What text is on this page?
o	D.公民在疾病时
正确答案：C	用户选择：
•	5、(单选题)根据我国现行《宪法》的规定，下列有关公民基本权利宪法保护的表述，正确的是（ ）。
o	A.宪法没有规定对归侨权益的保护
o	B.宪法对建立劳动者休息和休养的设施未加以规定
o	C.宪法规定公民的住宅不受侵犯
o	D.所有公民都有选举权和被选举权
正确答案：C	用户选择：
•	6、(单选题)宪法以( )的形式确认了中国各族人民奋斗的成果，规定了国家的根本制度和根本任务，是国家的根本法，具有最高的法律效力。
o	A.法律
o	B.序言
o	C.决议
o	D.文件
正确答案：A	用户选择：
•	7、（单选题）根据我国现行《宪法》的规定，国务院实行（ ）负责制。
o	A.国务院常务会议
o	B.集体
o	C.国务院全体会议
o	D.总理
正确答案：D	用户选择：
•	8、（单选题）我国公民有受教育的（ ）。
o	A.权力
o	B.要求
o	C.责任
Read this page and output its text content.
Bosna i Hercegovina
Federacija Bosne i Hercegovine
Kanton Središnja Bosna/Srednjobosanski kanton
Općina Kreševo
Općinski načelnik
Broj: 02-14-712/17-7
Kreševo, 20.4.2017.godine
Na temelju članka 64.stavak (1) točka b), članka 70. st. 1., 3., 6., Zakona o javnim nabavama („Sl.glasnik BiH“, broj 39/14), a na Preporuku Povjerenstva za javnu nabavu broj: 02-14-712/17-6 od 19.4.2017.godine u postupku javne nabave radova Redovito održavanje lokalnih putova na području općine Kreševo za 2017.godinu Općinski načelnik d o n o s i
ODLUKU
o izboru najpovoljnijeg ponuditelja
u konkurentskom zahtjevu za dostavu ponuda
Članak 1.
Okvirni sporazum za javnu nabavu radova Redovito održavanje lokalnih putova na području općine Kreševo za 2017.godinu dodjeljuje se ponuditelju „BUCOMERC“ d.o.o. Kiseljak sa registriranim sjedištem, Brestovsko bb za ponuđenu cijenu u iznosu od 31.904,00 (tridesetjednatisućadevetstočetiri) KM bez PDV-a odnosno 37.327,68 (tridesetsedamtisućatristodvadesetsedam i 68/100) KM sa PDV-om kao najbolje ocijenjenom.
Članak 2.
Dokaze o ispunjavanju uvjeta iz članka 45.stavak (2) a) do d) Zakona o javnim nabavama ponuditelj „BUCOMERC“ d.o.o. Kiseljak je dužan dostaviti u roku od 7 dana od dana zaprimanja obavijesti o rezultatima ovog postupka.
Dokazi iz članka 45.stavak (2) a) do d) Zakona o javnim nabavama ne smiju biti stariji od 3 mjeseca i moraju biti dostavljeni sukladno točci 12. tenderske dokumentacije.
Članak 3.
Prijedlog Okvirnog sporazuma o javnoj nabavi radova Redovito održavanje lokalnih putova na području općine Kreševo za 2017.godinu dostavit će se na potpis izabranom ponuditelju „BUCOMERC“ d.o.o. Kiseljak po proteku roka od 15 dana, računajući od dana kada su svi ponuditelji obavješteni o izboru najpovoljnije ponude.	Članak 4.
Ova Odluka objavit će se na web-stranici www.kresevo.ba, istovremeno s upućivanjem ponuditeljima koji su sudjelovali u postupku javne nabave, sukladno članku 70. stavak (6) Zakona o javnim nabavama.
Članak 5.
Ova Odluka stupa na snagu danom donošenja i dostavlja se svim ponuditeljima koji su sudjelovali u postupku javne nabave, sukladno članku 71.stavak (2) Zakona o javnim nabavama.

────────────────────

Aim of the task ▸ Reproduce the full listing above, character for character.

Response ▸
What text is on this page?
o	D.公民在疾病时
正确答案：C	用户选择：
•	5、(单选题)根据我国现行《宪法》的规定，下列有关公民基本权利宪法保护的表述，正确的是（ ）。
o	A.宪法没有规定对归侨权益的保护
o	B.宪法对建立劳动者休息和休养的设施未加以规定
o	C.宪法规定公民的住宅不受侵犯
o	D.所有公民都有选举权和被选举权
正确答案：C	用户选择：
•	6、(单选题)宪法以( )的形式确认了中国各族人民奋斗的成果，规定了国家的根本制度和根本任务，是国家的根本法，具有最高的法律效力。
o	A.法律
o	B.序言
o	C.决议
o	D.文件
正确答案：A	用户选择：
•	7、（单选题）根据我国现行《宪法》的规定，国务院实行（ ）负责制。
o	A.国务院常务会议
o	B.集体
o	C.国务院全体会议
o	D.总理
正确答案：D	用户选择：
•	8、（单选题）我国公民有受教育的（ ）。
o	A.权力
o	B.要求
o	C.责任
Read this page and output its text content.
Bosna i Hercegovina
Federacija Bosne i Hercegovine
Kanton Središnja Bosna/Srednjobosanski kanton
Općina Kreševo
Općinski načelnik
Broj: 02-14-712/17-7
Kreševo, 20.4.2017.godine
Na temelju članka 64.stavak (1) točka b), članka 70. st. 1., 3., 6., Zakona o javnim nabavama („Sl.glasnik BiH“, broj 39/14), a na Preporuku Povjerenstva za javnu nabavu broj: 02-14-712/17-6 od 19.4.2017.godine u postupku javne nabave radova Redovito održavanje lokalnih putova na području općine Kreševo za 2017.godinu Općinski načelnik d o n o s i
ODLUKU
o izboru najpovoljnijeg ponuditelja
u konkurentskom zahtjevu za dostavu ponuda
Članak 1.
Okvirni sporazum za javnu nabavu radova Redovito održavanje lokalnih putova na području općine Kreševo za 2017.godinu dodjeljuje se ponuditelju „BUCOMERC“ d.o.o. Kiseljak sa registriranim sjedištem, Brestovsko bb za ponuđenu cijenu u iznosu od 31.904,00 (tridesetjednatisućadevetstočetiri) KM bez PDV-a odnosno 37.327,68 (tridesetsedamtisućatristodvadesetsedam i 68/100) KM sa PDV-om kao najbolje ocijenjenom.
Članak 2.
Dokaze o ispunjavanju uvjeta iz članka 45.stavak (2) a) do d) Zakona o javnim nabavama ponuditelj „BUCOMERC“ d.o.o. Kiseljak je dužan dostaviti u roku od 7 dana od dana zaprimanja obavijesti o rezultatima ovog postupka.
Dokazi iz članka 45.stavak (2) a) do d) Zakona o javnim nabavama ne smiju biti stariji od 3 mjeseca i moraju biti dostavljeni sukladno točci 12. tenderske dokumentacije.
Članak 3.
Prijedlog Okvirnog sporazuma o javnoj nabavi radova Redovito održavanje lokalnih putova na području općine Kreševo za 2017.godinu dostavit će se na potpis izabranom ponuditelju „BUCOMERC“ d.o.o. Kiseljak po proteku roka od 15 dana, računajući od dana kada su svi ponuditelji obavješteni o izboru najpovoljnije ponude.	Članak 4.
Ova Odluka objavit će se na web-stranici www.kresevo.ba, istovremeno s upućivanjem ponuditeljima koji su sudjelovali u postupku javne nabave, sukladno članku 70. stavak (6) Zakona o javnim nabavama.
Članak 5.
Ova Odluka stupa na snagu danom donošenja i dostavlja se svim ponuditeljima koji su sudjelovali u postupku javne nabave, sukladno članku 71.stavak (2) Zakona o javnim nabavama.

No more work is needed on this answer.